begin Record extracts

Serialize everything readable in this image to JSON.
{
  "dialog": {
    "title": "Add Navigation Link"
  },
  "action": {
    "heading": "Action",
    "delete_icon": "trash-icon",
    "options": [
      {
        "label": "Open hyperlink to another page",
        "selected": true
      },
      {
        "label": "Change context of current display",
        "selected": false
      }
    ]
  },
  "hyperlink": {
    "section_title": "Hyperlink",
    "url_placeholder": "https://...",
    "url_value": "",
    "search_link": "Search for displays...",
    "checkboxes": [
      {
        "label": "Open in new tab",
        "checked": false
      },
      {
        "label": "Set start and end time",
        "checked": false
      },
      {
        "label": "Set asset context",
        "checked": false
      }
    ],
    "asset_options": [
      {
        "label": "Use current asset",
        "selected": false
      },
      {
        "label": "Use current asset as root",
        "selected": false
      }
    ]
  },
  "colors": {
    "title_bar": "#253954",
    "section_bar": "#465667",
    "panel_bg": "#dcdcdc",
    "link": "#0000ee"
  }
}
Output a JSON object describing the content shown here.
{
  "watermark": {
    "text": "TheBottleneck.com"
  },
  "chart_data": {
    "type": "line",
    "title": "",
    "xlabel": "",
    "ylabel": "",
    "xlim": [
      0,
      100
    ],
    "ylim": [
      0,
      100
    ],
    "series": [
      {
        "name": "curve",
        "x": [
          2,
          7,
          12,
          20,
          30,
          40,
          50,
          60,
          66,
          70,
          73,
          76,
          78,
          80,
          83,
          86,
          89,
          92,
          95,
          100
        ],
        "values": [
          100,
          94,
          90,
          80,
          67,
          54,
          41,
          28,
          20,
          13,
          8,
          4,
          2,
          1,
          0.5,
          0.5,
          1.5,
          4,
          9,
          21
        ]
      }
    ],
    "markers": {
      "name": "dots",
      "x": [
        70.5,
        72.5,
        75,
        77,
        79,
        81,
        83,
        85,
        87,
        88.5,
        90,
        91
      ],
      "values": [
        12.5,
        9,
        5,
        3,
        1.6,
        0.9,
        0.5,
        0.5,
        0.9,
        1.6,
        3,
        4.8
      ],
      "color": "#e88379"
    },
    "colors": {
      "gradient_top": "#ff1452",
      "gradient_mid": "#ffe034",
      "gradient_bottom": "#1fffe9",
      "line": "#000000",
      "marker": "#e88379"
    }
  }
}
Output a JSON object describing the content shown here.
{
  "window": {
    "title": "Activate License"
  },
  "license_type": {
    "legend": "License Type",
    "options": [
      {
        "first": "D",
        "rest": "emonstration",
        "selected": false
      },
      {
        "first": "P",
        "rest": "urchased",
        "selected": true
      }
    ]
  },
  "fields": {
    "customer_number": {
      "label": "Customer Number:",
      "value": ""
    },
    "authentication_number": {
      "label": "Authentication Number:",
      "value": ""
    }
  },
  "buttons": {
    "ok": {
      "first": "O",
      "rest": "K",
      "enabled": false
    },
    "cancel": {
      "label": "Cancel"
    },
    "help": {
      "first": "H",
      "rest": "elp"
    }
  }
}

end Record extracts

Exercise brief:
Repeat the material word for word, in full.

Exercise output:
Serialize everything readable in this image to JSON.
{
  "dialog": {
    "title": "Add Navigation Link"
  },
  "action": {
    "heading": "Action",
    "delete_icon": "trash-icon",
    "options": [
      {
        "label": "Open hyperlink to another page",
        "selected": true
      },
      {
        "label": "Change context of current display",
        "selected": false
      }
    ]
  },
  "hyperlink": {
    "section_title": "Hyperlink",
    "url_placeholder": "https://...",
    "url_value": "",
    "search_link": "Search for displays...",
    "checkboxes": [
      {
        "label": "Open in new tab",
        "checked": false
      },
      {
        "label": "Set start and end time",
        "checked": false
      },
      {
        "label": "Set asset context",
        "checked": false
      }
    ],
    "asset_options": [
      {
        "label": "Use current asset",
        "selected": false
      },
      {
        "label": "Use current asset as root",
        "selected": false
      }
    ]
  },
  "colors": {
    "title_bar": "#253954",
    "section_bar": "#465667",
    "panel_bg": "#dcdcdc",
    "link": "#0000ee"
  }
}
Output a JSON object describing the content shown here.
{
  "watermark": {
    "text": "TheBottleneck.com"
  },
  "chart_data": {
    "type": "line",
    "title": "",
    "xlabel": "",
    "ylabel": "",
    "xlim": [
      0,
      100
    ],
    "ylim": [
      0,
      100
    ],
    "series": [
      {
        "name": "curve",
        "x": [
          2,
          7,
          12,
          20,
          30,
          40,
          50,
          60,
          66,
          70,
          73,
          76,
          78,
          80,
          83,
          86,
          89,
          92,
          95,
          100
        ],
        "values": [
          100,
          94,
          90,
          80,
          67,
          54,
          41,
          28,
          20,
          13,
          8,
          4,
          2,
          1,
          0.5,
          0.5,
          1.5,
          4,
          9,
          21
        ]
      }
    ],
    "markers": {
      "name": "dots",
      "x": [
        70.5,
        72.5,
        75,
        77,
        79,
        81,
        83,
        85,
        87,
        88.5,
        90,
        91
      ],
      "values": [
        12.5,
        9,
        5,
        3,
        1.6,
        0.9,
        0.5,
        0.5,
        0.9,
        1.6,
        3,
        4.8
      ],
      "color": "#e88379"
    },
    "colors": {
      "gradient_top": "#ff1452",
      "gradient_mid": "#ffe034",
      "gradient_bottom": "#1fffe9",
      "line": "#000000",
      "marker": "#e88379"
    }
  }
}
Output a JSON object describing the content shown here.
{
  "window": {
    "title": "Activate License"
  },
  "license_type": {
    "legend": "License Type",
    "options": [
      {
        "first": "D",
        "rest": "emonstration",
        "selected": false
      },
      {
        "first": "P",
        "rest": "urchased",
        "selected": true
      }
    ]
  },
  "fields": {
    "customer_number": {
      "label": "Customer Number:",
      "value": ""
    },
    "authentication_number": {
      "label": "Authentication Number:",
      "value": ""
    }
  },
  "buttons": {
    "ok": {
      "first": "O",
      "rest": "K",
      "enabled": false
    },
    "cancel": {
      "label": "Cancel"
    },
    "help": {
      "first": "H",
      "rest": "elp"
    }
  }
}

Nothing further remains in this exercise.